● SET EXERCISE
Pictures should be excluded; otherwise, copy every entry exactly.

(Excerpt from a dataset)
»»

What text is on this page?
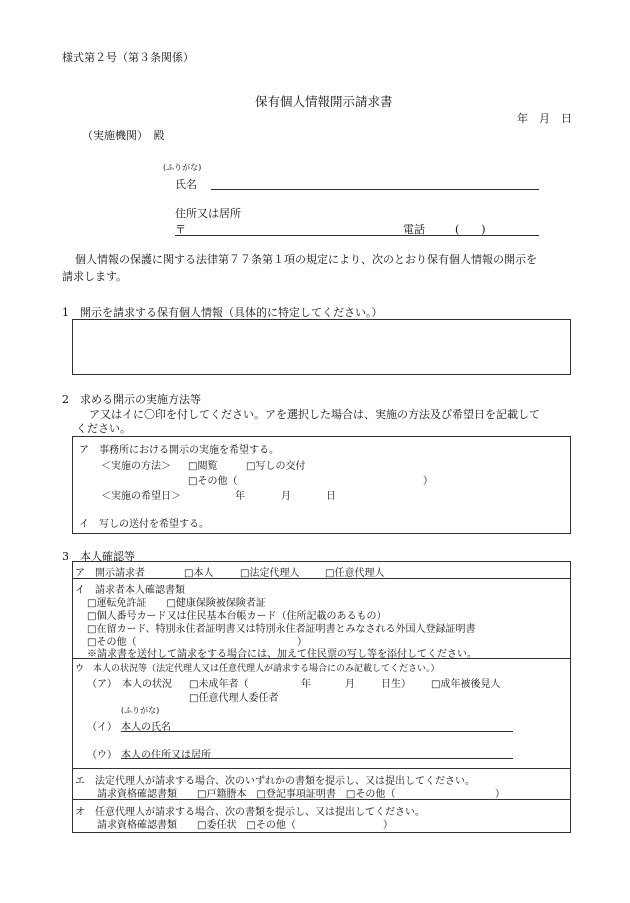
様式第２号（第３条関係）
保有個人情報開示請求書
年　月　日
（実施機関）　殿
(ふりがな)
氏名
住所又は居所
〒	電話	(　　)
個人情報の保護に関する法律第７７条第１項の規定により、次のとおり保有個人情報の開示を
請求します。
1　開示を請求する保有個人情報（具体的に特定してください。）
2　求める開示の実施方法等
ア又はイに〇印を付してください。アを選択した場合は、実施の方法及び希望日を記載して
ください。
ア　事務所における開示の実施を希望する。
＜実施の方法＞ □閲覧	□写しの交付
□その他（	）
＜実施の希望日＞	年	月	日
イ　写しの送付を希望する。
3　本人確認等
ア　開示請求者	□本人	□法定代理人	□任意代理人
イ　請求者本人確認書類
□運転免許証　　□健康保険被保険者証
□個人番号カード又は住民基本台帳カード（住所記載のあるもの）
□在留カード、特別永住者証明書又は特別永住者証明書とみなされる外国人登録証明書
□その他（	）
※請求書を送付して請求をする場合には、加えて住民票の写し等を添付してください。
ウ　本人の状況等（法定代理人又は任意代理人が請求する場合にのみ記載してください。）
（ア）　本人の状況 □未成年者（	年	月	日生） □成年被後見人
□任意代理人委任者
(ふりがな)
（イ） 本人の氏名
（ウ） 本人の住所又は居所
エ　法定代理人が請求する場合、次のいずれかの書類を提示し、又は提出してください。
請求資格確認書類　　□戸籍謄本　□登記事項証明書　□その他（	）
オ　任意代理人が請求する場合、次の書類を提示し、又は提出してください。
請求資格確認書類　　□委任状　□その他（	）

««

● THE SOLUTION
What text is on this page?
様式第２号（第３条関係）
保有個人情報開示請求書
年　月　日
（実施機関）　殿
(ふりがな)
氏名
住所又は居所
〒	電話	(　　)
個人情報の保護に関する法律第７７条第１項の規定により、次のとおり保有個人情報の開示を
請求します。
1　開示を請求する保有個人情報（具体的に特定してください。）
2　求める開示の実施方法等
ア又はイに〇印を付してください。アを選択した場合は、実施の方法及び希望日を記載して
ください。
ア　事務所における開示の実施を希望する。
＜実施の方法＞ □閲覧	□写しの交付
□その他（	）
＜実施の希望日＞	年	月	日
イ　写しの送付を希望する。
3　本人確認等
ア　開示請求者	□本人	□法定代理人	□任意代理人
イ　請求者本人確認書類
□運転免許証　　□健康保険被保険者証
□個人番号カード又は住民基本台帳カード（住所記載のあるもの）
□在留カード、特別永住者証明書又は特別永住者証明書とみなされる外国人登録証明書
□その他（	）
※請求書を送付して請求をする場合には、加えて住民票の写し等を添付してください。
ウ　本人の状況等（法定代理人又は任意代理人が請求する場合にのみ記載してください。）
（ア）　本人の状況 □未成年者（	年	月	日生） □成年被後見人
□任意代理人委任者
(ふりがな)
（イ） 本人の氏名
（ウ） 本人の住所又は居所
エ　法定代理人が請求する場合、次のいずれかの書類を提示し、又は提出してください。
請求資格確認書類　　□戸籍謄本　□登記事項証明書　□その他（	）
オ　任意代理人が請求する場合、次の書類を提示し、又は提出してください。
請求資格確認書類　　□委任状　□その他（	）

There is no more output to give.